─── Fragmento del texto ───

Una visión poética en la narrativa taurina

por | 31 Jul 2011 | Literatura taurina

Se ha dicho que “tanto podría hacerse una historia de la literatura taurina al compás de la historia de las letras hispanas, como una historia de la literatura en nuestra lengua que se nutriera de los textos taurinos de sus principales representantes”. Las corridas de toros aparecen prácticamente con la lengua escrita castellana, y quizás el género en el que se plasma más tempranamente este tema sea el lírico. José María de Cossío, en Los toros en la poesía, selecciona las principales muestras líricas de composiciones taurinas, desde los poemas populares, y por lo tanto anónimos, hasta las poesías de famosos autores del primer tercio del siglo XX.

─── Entradas de datos ───

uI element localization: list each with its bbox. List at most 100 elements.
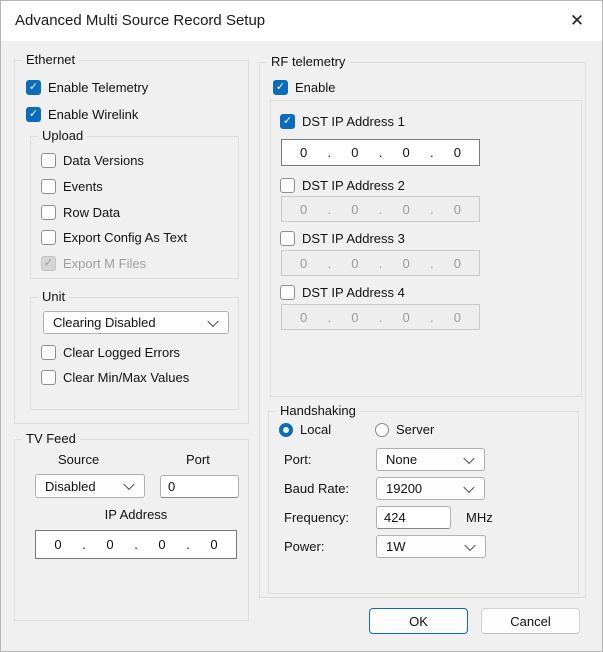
checkbox-row-data[interactable]: Row Data [41,205,120,220]
checkbox-icon [41,230,56,245]
checkbox-label: Export M Files [63,256,147,271]
dst-ip-field-2: 0 . 0 . 0 . 0 [281,196,480,222]
group-unit: Unit Clearing Disabled Clear Logged Erro… [30,289,239,410]
group-ethernet-title: Ethernet [22,52,80,67]
clearing-select-value: Clearing Disabled [53,315,156,330]
checkbox-label: Export Config As Text [63,230,188,245]
group-tv-feed-title: TV Feed [22,431,80,446]
checkbox-enable-telemetry[interactable]: ✓ Enable Telemetry [26,80,148,95]
checkbox-label: DST IP Address 3 [302,231,405,246]
ip-address-label: IP Address [104,507,168,522]
window-title: Advanced Multi Source Record Setup [15,12,266,29]
power-select-value: 1W [386,539,406,554]
checkbox-icon [280,231,295,246]
checkbox-icon [41,179,56,194]
checkbox-icon: ✓ [26,80,41,95]
checkbox-dst-ip-1[interactable]: ✓ DST IP Address 1 [280,114,405,129]
ip-octet: 0 [402,309,410,325]
chevron-down-icon [463,452,475,464]
port-label: Port [186,452,210,467]
ip-separator: . [327,145,332,160]
group-upload: Upload Data Versions Events Row Data Exp… [30,128,239,279]
baud-rate-select-value: 19200 [386,481,423,496]
radio-server[interactable]: Server [375,422,434,437]
ip-octet: 0 [453,255,461,271]
frequency-label: Frequency: [284,510,350,525]
group-ethernet: Ethernet ✓ Enable Telemetry ✓ Enable Wir… [14,52,249,424]
frequency-unit-label: MHz [466,510,493,525]
ip-octet[interactable]: 0 [36,537,80,552]
ip-octet: 0 [453,201,461,217]
radio-label: Server [396,422,435,437]
ip-octet[interactable]: 0 [282,145,325,160]
checkbox-label: DST IP Address 2 [302,178,405,193]
checkbox-label: Enable Telemetry [48,80,149,95]
checkbox-dst-ip-2[interactable]: DST IP Address 2 [280,178,405,193]
ip-octet[interactable]: 0 [88,537,132,552]
clearing-select[interactable]: Clearing Disabled [43,311,229,334]
dialog-advanced-multi-source-record-setup: Advanced Multi Source Record Setup ✕ Eth… [0,0,603,652]
frequency-input[interactable] [376,506,451,529]
checkbox-icon [41,205,56,220]
radio-local[interactable]: Local [279,422,331,437]
checkbox-icon: ✓ [280,114,295,129]
ip-separator: . [429,255,434,271]
radio-icon [279,422,293,437]
ip-separator: . [429,201,434,217]
tv-ip-address-field[interactable]: 0 . 0 . 0 . 0 [35,530,237,559]
checkbox-label: Events [63,179,103,194]
chevron-down-icon [123,478,135,491]
close-icon[interactable]: ✕ [558,1,596,41]
checkbox-rf-enable[interactable]: ✓ Enable [273,80,335,95]
hs-port-select[interactable]: None [376,448,485,471]
dst-ip-field-4: 0 . 0 . 0 . 0 [281,304,480,330]
ip-octet[interactable]: 0 [333,145,376,160]
checkbox-icon: ✓ [26,107,41,122]
checkbox-enable-wirelink[interactable]: ✓ Enable Wirelink [26,107,138,122]
ip-octet[interactable]: 0 [192,537,236,552]
ip-separator: . [378,309,383,325]
baud-rate-select[interactable]: 19200 [376,477,485,500]
checkbox-dst-ip-3[interactable]: DST IP Address 3 [280,231,405,246]
titlebar: Advanced Multi Source Record Setup ✕ [1,1,602,41]
checkbox-icon: ✓ [41,256,56,271]
checkbox-label: Clear Min/Max Values [63,370,190,385]
power-select[interactable]: 1W [376,535,486,558]
group-handshaking: Handshaking Local Server Port: None Baud… [268,403,579,594]
checkbox-data-versions[interactable]: Data Versions [41,153,144,168]
ip-octet: 0 [402,201,410,217]
tv-port-input[interactable] [160,475,239,498]
checkbox-events[interactable]: Events [41,179,103,194]
ip-separator: . [82,537,86,552]
chevron-down-icon [207,315,219,327]
baud-rate-label: Baud Rate: [284,481,350,496]
ok-button[interactable]: OK [369,608,468,634]
ip-octet: 0 [351,201,359,217]
chevron-down-icon [463,481,475,493]
chevron-down-icon [464,539,476,551]
ip-octet[interactable]: 0 [385,145,428,160]
checkbox-label: Data Versions [63,153,144,168]
ip-separator: . [429,309,434,325]
cancel-button[interactable]: Cancel [481,608,580,634]
source-select[interactable]: Disabled [35,474,145,498]
checkbox-clear-minmax-values[interactable]: Clear Min/Max Values [41,370,189,385]
checkbox-clear-logged-errors[interactable]: Clear Logged Errors [41,345,180,360]
ok-button-label: OK [409,613,428,629]
checkbox-label: Clear Logged Errors [63,345,181,360]
checkbox-export-config-as-text[interactable]: Export Config As Text [41,230,187,245]
ip-octet[interactable]: 0 [436,145,479,160]
hs-port-select-value: None [386,452,418,467]
checkbox-dst-ip-4[interactable]: DST IP Address 4 [280,285,405,300]
ip-octet[interactable]: 0 [140,537,184,552]
dst-ip-field-1[interactable]: 0 . 0 . 0 . 0 [281,139,480,166]
ip-separator: . [378,145,383,160]
ip-separator: . [134,537,138,552]
group-unit-title: Unit [38,289,70,304]
ip-octet: 0 [453,309,461,325]
ip-octet: 0 [300,201,308,217]
cancel-button-label: Cancel [510,613,551,629]
ip-octet: 0 [351,255,359,271]
checkbox-icon [280,178,295,193]
group-handshaking-title: Handshaking [276,403,360,418]
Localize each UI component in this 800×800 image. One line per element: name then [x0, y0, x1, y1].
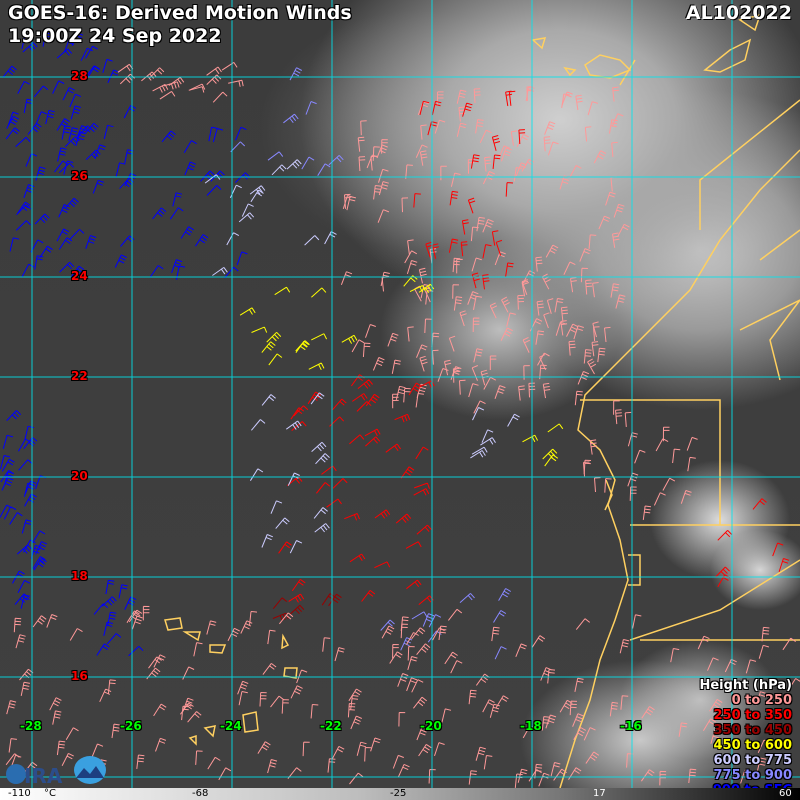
colorbar-tick: -110: [8, 788, 31, 799]
lon-label: -26: [120, 719, 142, 733]
height-legend: Height (hPa) 0 to 250 250 to 350 350 to …: [699, 678, 792, 798]
lat-label: 26: [71, 169, 88, 183]
map-title: GOES-16: Derived Motion Winds: [8, 2, 352, 24]
map-datetime: 19:00Z 24 Sep 2022: [8, 25, 222, 47]
cira-rammb-logos: IRA: [6, 756, 106, 786]
satellite-wind-map: 28 26 24 22 20 18 16 -28 -26 -24 -22 -20…: [0, 0, 800, 800]
storm-id: AL102022: [685, 2, 792, 24]
colorbar-unit: °C: [44, 788, 56, 799]
legend-item: 775 to 900: [713, 768, 792, 783]
lon-label: -20: [420, 719, 442, 733]
legend-item: 0 to 250: [731, 693, 792, 708]
earth-logo-icon: [6, 764, 26, 784]
lon-label: -24: [220, 719, 242, 733]
legend-title: Height (hPa): [699, 678, 792, 693]
lat-label: 18: [71, 569, 88, 583]
cira-logo-icon: IRA: [24, 764, 63, 786]
colorbar-tick: 17: [593, 788, 606, 799]
rammb-logo-icon: [74, 756, 106, 784]
lat-label: 24: [71, 269, 88, 283]
lon-label: -18: [520, 719, 542, 733]
lat-label: 28: [71, 69, 88, 83]
lat-lon-grid: [0, 0, 800, 788]
legend-item: 450 to 600: [713, 738, 792, 753]
colorbar-tick: 60: [779, 788, 792, 799]
lon-label: -16: [620, 719, 642, 733]
colorbar-tick: -25: [390, 788, 407, 799]
legend-item: 350 to 450: [713, 723, 792, 738]
lat-label: 22: [71, 369, 88, 383]
colorbar-tick: -68: [192, 788, 209, 799]
legend-item: 600 to 775: [713, 753, 792, 768]
legend-item: 250 to 350: [713, 708, 792, 723]
lat-label: 16: [71, 669, 88, 683]
lon-label: -28: [20, 719, 42, 733]
lat-label: 20: [71, 469, 88, 483]
lon-label: -22: [320, 719, 342, 733]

───

▶ **Qué hacer**:
1. En el texto sobre la literatura taurina, enumera en orden cada aparición del adjetivo «taurino», en cualquiera de sus formas, junto con el sustantivo al que acompaña.
2. Retoma el texto sobre la literatura taurina y continúalo a partir de su última oración.

▶ **Resultados**:
1.
- narrativa taurina
- Literatura taurina
- literatura taurina
- textos taurinos
- composiciones taurinas

2.
Si bien nuestro propósito es referirnos fundamentalmente al libro de cuentos del escritor argentino Guillermo Pilía Tren de la mañana a Talavera, no está de balde anotar que también en el siglo XIX fueron los escritores extranjeros, y sobre todo los románticos franceses e ingleses, los que se apropiaron de los toros: Lord Byron, Próspero Mérimée, autor de Carmen, y Teófilo Gautier. En cambio, ya entrado el siglo XX, los narradores realistas o naturalistas soslayaron el tema, aunque Vicente Blasco Ibáñez escribió una novela destinada a la fama: Sangre y Arena, que es de las que más adaptaciones cinematográficas ha merecido.
 
La novela taurina de la primera mitad del siglo XX registra varias obras: El torero Caracho, de Ramón Gómez de la Serna; El niño de las monjas, de Juan López Núñez, y Currito de la Cruz, de Alejandro Pérez Lujín. Estas dos últimas contaron también con varias versiones cinematográficas. En contraste con el humorismo de Gómez de la Serna, tenemos también que mencionar, entre las novelas taurinas del primer tercio del siglo XX, Las águilas. De la vida del torero, de José López Pinillos. A esta novela agregamos otra de un autor también americano, como el de Tren de la mañana a Talavera: nos referimos a El embrujo de Sevilla, del uruguayo Carlos Reyles.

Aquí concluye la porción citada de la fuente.